SET TASK: Filter for the word "name" and keep each matching line.

[Figure contents as structured data]
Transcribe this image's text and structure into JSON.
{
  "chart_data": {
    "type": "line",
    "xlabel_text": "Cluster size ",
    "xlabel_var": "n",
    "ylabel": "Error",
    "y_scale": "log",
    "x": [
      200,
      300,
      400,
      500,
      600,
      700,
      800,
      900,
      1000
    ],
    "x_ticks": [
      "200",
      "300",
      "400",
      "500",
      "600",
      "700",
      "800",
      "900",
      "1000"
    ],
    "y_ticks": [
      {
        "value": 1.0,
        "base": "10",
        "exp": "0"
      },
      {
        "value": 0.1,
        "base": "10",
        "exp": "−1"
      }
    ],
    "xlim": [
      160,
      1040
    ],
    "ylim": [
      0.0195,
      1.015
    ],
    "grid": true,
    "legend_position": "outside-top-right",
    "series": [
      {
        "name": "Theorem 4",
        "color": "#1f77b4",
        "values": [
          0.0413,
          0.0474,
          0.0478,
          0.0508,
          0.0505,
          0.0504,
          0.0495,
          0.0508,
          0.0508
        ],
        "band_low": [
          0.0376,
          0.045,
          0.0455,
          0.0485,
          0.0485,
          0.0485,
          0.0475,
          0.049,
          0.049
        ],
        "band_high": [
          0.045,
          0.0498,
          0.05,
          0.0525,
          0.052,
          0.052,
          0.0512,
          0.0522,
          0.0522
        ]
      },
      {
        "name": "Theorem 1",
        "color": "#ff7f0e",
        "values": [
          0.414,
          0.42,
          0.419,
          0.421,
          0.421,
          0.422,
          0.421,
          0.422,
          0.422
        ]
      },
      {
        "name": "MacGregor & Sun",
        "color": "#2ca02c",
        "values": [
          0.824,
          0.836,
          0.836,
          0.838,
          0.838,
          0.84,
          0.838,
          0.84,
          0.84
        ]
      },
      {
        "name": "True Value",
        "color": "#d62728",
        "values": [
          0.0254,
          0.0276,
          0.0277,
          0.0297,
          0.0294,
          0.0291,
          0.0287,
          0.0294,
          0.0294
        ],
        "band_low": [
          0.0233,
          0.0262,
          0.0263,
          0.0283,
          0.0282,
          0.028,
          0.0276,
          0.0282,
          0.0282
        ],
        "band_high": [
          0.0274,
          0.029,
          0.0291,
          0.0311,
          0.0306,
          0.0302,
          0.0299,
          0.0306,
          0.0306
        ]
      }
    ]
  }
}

EXERCISE OUTPUT:
        "name": "Theorem 4",
        "name": "Theorem 1",
        "name": "MacGregor & Sun",
        "name": "True Value",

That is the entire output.